[Records about charts and figures]
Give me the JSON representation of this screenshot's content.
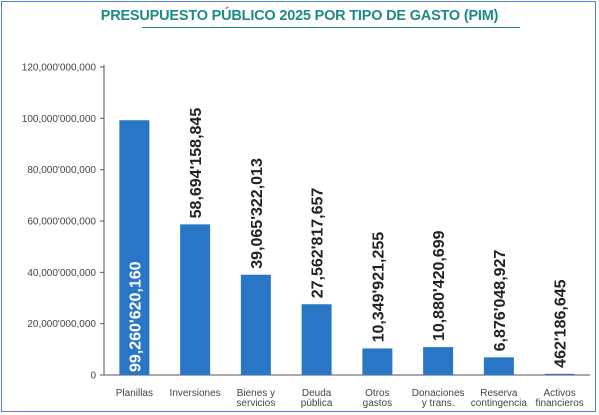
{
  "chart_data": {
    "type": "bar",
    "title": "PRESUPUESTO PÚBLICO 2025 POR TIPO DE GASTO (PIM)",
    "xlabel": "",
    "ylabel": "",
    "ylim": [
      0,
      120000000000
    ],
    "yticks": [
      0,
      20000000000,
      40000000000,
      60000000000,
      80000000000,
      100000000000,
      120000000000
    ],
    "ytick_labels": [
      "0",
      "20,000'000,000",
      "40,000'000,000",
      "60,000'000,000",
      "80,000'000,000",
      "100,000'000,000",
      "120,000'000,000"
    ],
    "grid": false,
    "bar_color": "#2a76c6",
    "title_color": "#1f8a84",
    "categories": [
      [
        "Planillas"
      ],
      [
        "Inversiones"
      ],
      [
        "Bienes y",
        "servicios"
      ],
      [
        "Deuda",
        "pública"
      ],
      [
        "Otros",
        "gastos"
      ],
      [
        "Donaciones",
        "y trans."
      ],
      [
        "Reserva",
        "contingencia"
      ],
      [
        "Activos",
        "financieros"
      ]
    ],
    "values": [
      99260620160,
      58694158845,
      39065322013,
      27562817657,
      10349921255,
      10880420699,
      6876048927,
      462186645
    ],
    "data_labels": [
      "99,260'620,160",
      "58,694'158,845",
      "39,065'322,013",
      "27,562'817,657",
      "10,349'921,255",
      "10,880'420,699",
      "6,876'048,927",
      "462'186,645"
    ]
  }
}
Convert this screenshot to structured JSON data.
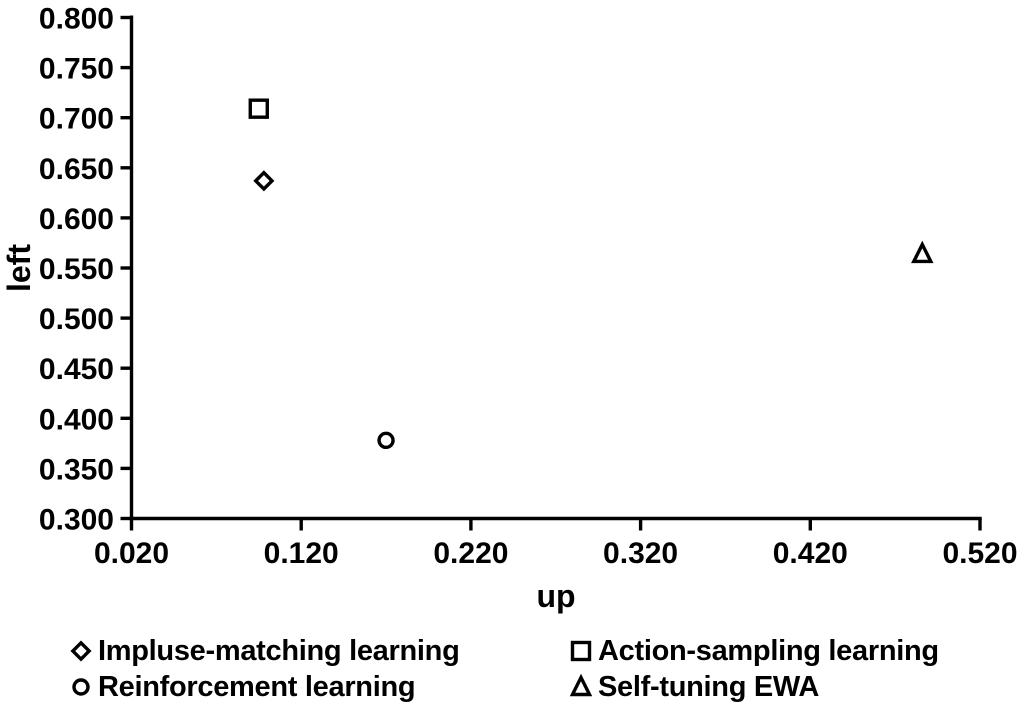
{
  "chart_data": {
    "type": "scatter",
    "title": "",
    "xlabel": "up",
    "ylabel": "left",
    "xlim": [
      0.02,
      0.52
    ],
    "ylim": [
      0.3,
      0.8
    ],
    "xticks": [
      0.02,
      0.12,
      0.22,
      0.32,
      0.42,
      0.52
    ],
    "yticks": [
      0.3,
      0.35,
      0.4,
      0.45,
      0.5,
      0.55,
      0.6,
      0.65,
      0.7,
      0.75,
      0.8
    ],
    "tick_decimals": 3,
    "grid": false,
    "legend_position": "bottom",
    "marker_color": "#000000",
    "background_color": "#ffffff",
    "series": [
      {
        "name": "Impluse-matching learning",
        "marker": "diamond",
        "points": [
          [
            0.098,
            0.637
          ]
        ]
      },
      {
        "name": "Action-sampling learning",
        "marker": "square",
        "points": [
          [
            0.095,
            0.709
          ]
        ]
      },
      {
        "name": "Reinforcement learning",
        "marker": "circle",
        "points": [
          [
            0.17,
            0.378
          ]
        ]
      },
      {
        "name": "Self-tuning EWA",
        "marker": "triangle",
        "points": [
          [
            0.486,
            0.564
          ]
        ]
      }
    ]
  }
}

_What the exercise asks_: Without the pictures, return the entries exactly as they appear.

_Final answer_:
Give me the JSON representation of this screenshot's content.
{
  "chart_data": {
    "type": "bar",
    "title": "PRESUPUESTO PÚBLICO 2025 POR TIPO DE GASTO (PIM)",
    "xlabel": "",
    "ylabel": "",
    "ylim": [
      0,
      120000000000
    ],
    "yticks": [
      0,
      20000000000,
      40000000000,
      60000000000,
      80000000000,
      100000000000,
      120000000000
    ],
    "ytick_labels": [
      "0",
      "20,000'000,000",
      "40,000'000,000",
      "60,000'000,000",
      "80,000'000,000",
      "100,000'000,000",
      "120,000'000,000"
    ],
    "grid": false,
    "bar_color": "#2a76c6",
    "title_color": "#1f8a84",
    "categories": [
      [
        "Planillas"
      ],
      [
        "Inversiones"
      ],
      [
        "Bienes y",
        "servicios"
      ],
      [
        "Deuda",
        "pública"
      ],
      [
        "Otros",
        "gastos"
      ],
      [
        "Donaciones",
        "y trans."
      ],
      [
        "Reserva",
        "contingencia"
      ],
      [
        "Activos",
        "financieros"
      ]
    ],
    "values": [
      99260620160,
      58694158845,
      39065322013,
      27562817657,
      10349921255,
      10880420699,
      6876048927,
      462186645
    ],
    "data_labels": [
      "99,260'620,160",
      "58,694'158,845",
      "39,065'322,013",
      "27,562'817,657",
      "10,349'921,255",
      "10,880'420,699",
      "6,876'048,927",
      "462'186,645"
    ]
  }
}
Convert this screenshot to structured JSON data.
{
  "chart_data": {
    "type": "scatter",
    "title": "",
    "xlabel": "up",
    "ylabel": "left",
    "xlim": [
      0.02,
      0.52
    ],
    "ylim": [
      0.3,
      0.8
    ],
    "xticks": [
      0.02,
      0.12,
      0.22,
      0.32,
      0.42,
      0.52
    ],
    "yticks": [
      0.3,
      0.35,
      0.4,
      0.45,
      0.5,
      0.55,
      0.6,
      0.65,
      0.7,
      0.75,
      0.8
    ],
    "tick_decimals": 3,
    "grid": false,
    "legend_position": "bottom",
    "marker_color": "#000000",
    "background_color": "#ffffff",
    "series": [
      {
        "name": "Impluse-matching learning",
        "marker": "diamond",
        "points": [
          [
            0.098,
            0.637
          ]
        ]
      },
      {
        "name": "Action-sampling learning",
        "marker": "square",
        "points": [
          [
            0.095,
            0.709
          ]
        ]
      },
      {
        "name": "Reinforcement learning",
        "marker": "circle",
        "points": [
          [
            0.17,
            0.378
          ]
        ]
      },
      {
        "name": "Self-tuning EWA",
        "marker": "triangle",
        "points": [
          [
            0.486,
            0.564
          ]
        ]
      }
    ]
  }
}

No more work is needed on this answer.